Entries taken from a collection:
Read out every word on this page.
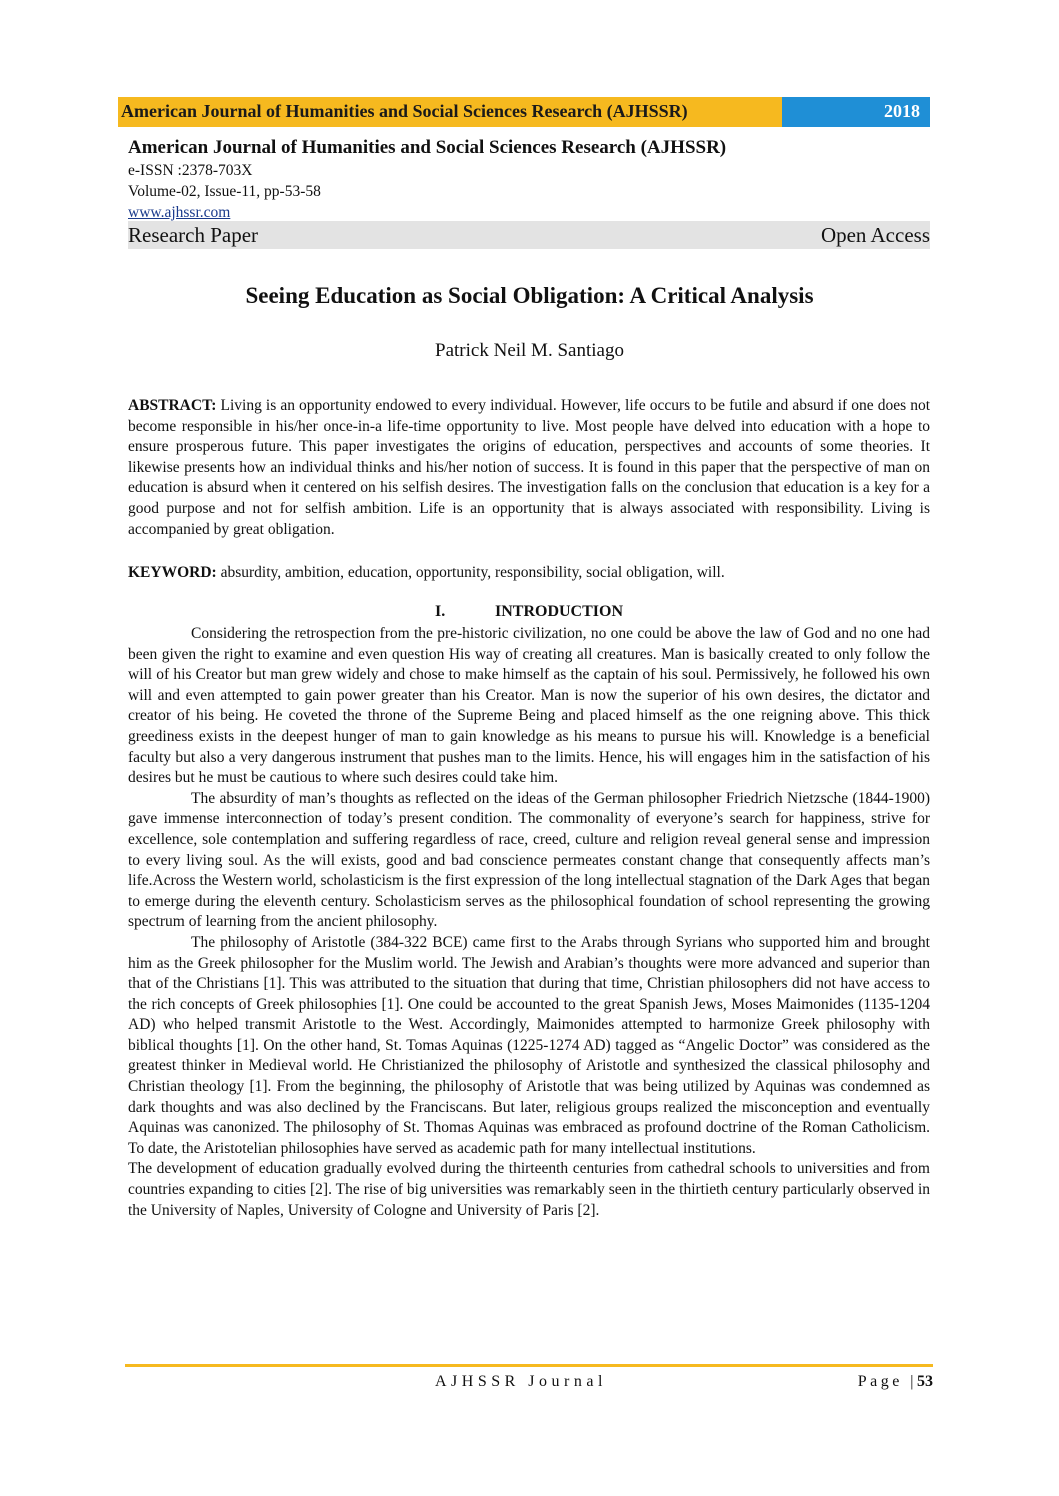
American Journal of Humanities and Social Sciences Research (AJHSSR)	2018
American Journal of Humanities and Social Sciences Research (AJHSSR)
e-ISSN :2378-703X
Volume-02, Issue-11, pp-53-58
www.ajhssr.com
Research Paper	Open Access
Seeing Education as Social Obligation: A Critical Analysis
Patrick Neil M. Santiago
ABSTRACT: Living is an opportunity endowed to every individual. However, life occurs to be futile and absurd if one does not become responsible in his/her once-in-a life-time opportunity to live. Most people have delved into education with a hope to ensure prosperous future. This paper investigates the origins of education, perspectives and accounts of some theories. It likewise presents how an individual thinks and his/her notion of success. It is found in this paper that the perspective of man on education is absurd when it centered on his selfish desires. The investigation falls on the conclusion that education is a key for a good purpose and not for selfish ambition. Life is an opportunity that is always associated with responsibility. Living is accompanied by great obligation.
KEYWORD: absurdity, ambition, education, opportunity, responsibility, social obligation, will.
I.	INTRODUCTION

Considering the retrospection from the pre-historic civilization, no one could be above the law of God and no one had been given the right to examine and even question His way of creating all creatures. Man is basically created to only follow the will of his Creator but man grew widely and chose to make himself as the captain of his soul. Permissively, he followed his own will and even attempted to gain power greater than his Creator. Man is now the superior of his own desires, the dictator and creator of his being. He coveted the throne of the Supreme Being and placed himself as the one reigning above. This thick greediness exists in the deepest hunger of man to gain knowledge as his means to pursue his will. Knowledge is a beneficial faculty but also a very dangerous instrument that pushes man to the limits. Hence, his will engages him in the satisfaction of his desires but he must be cautious to where such desires could take him.

The absurdity of man’s thoughts as reflected on the ideas of the German philosopher Friedrich Nietzsche (1844-1900) gave immense interconnection of today’s present condition. The commonality of everyone’s search for happiness, strive for excellence, sole contemplation and suffering regardless of race, creed, culture and religion reveal general sense and impression to every living soul. As the will exists, good and bad conscience permeates constant change that consequently affects man’s life.Across the Western world, scholasticism is the first expression of the long intellectual stagnation of the Dark Ages that began to emerge during the eleventh century. Scholasticism serves as the philosophical foundation of school representing the growing spectrum of learning from the ancient philosophy.

The philosophy of Aristotle (384-322 BCE) came first to the Arabs through Syrians who supported him and brought him as the Greek philosopher for the Muslim world. The Jewish and Arabian’s thoughts were more advanced and superior than that of the Christians [1]. This was attributed to the situation that during that time, Christian philosophers did not have access to the rich concepts of Greek philosophies [1]. One could be accounted to the great Spanish Jews, Moses Maimonides (1135-1204 AD) who helped transmit Aristotle to the West. Accordingly, Maimonides attempted to harmonize Greek philosophy with biblical thoughts [1]. On the other hand, St. Tomas Aquinas (1225-1274 AD) tagged as “Angelic Doctor” was considered as the greatest thinker in Medieval world. He Christianized the philosophy of Aristotle and synthesized the classical philosophy and Christian theology [1]. From the beginning, the philosophy of Aristotle that was being utilized by Aquinas was condemned as dark thoughts and was also declined by the Franciscans. But later, religious groups realized the misconception and eventually Aquinas was canonized. The philosophy of St. Thomas Aquinas was embraced as profound doctrine of the Roman Catholicism. To date, the Aristotelian philosophies have served as academic path for many intellectual institutions.

The development of education gradually evolved during the thirteenth centuries from cathedral schools to universities and from countries expanding to cities [2]. The rise of big universities was remarkably seen in the thirtieth century particularly observed in the University of Naples, University of Cologne and University of Paris [2].

AJHSSR Journal	Page |53
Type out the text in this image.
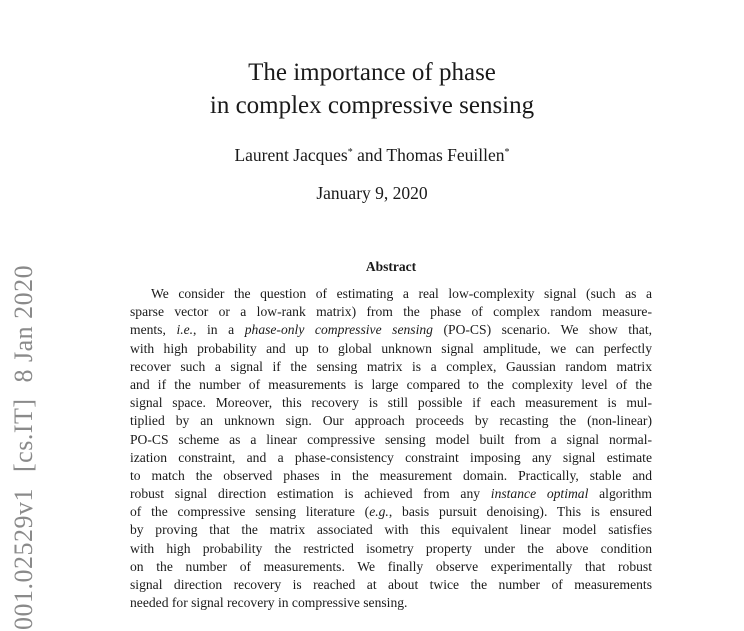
001.02529v1
[cs.IT]
8 Jan 2020
The importance of phase
in complex compressive sensing
Laurent Jacques* and Thomas Feuillen*
January 9, 2020
Abstract
We consider the question of estimating a real low-complexity signal (such as a
sparse vector or a low-rank matrix) from the phase of complex random measure-
ments, i.e., in a phase-only compressive sensing (PO-CS) scenario. We show that,
with high probability and up to global unknown signal amplitude, we can perfectly
recover such a signal if the sensing matrix is a complex, Gaussian random matrix
and if the number of measurements is large compared to the complexity level of the
signal space. Moreover, this recovery is still possible if each measurement is mul-
tiplied by an unknown sign. Our approach proceeds by recasting the (non-linear)
PO-CS scheme as a linear compressive sensing model built from a signal normal-
ization constraint, and a phase-consistency constraint imposing any signal estimate
to match the observed phases in the measurement domain. Practically, stable and
robust signal direction estimation is achieved from any instance optimal algorithm
of the compressive sensing literature (e.g., basis pursuit denoising). This is ensured
by proving that the matrix associated with this equivalent linear model satisfies
with high probability the restricted isometry property under the above condition
on the number of measurements. We finally observe experimentally that robust
signal direction recovery is reached at about twice the number of measurements
needed for signal recovery in compressive sensing.
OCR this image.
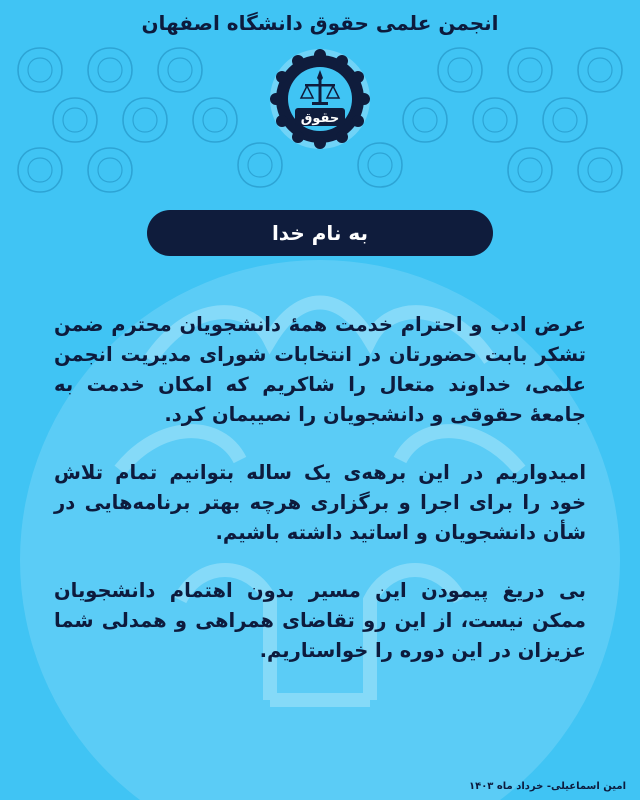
انجمن علمی حقوق دانشگاه اصفهان
حقوق
به نام خدا

عرض ادب و احترام خدمت همهٔ دانشجویان محترم ضمن تشکر بابت حضورتان در انتخابات شورای مدیریت انجمن علمی، خداوند متعال را شاکریم که امکان خدمت به جامعهٔ حقوقی و دانشجویان را نصیبمان کرد.

امیدواریم در این برهه‌ی یک ساله بتوانیم تمام تلاش خود را برای اجرا و برگزاری هرچه بهتر برنامه‌هایی در شأن دانشجویان و اساتید داشته باشیم.

بی دریغ پیمودن این مسیر بدون اهتمام دانشجویان ممکن نیست، از این رو تقاضای همراهی و همدلی شما عزیزان در این دوره را خواستاریم.

امین اسماعیلی- خرداد ماه ۱۴۰۳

TASK DIRECTIONS: From the entries above, extract each line containing "image".

WRITTEN RESPONSE:
Type out the text in this image.
OCR this image.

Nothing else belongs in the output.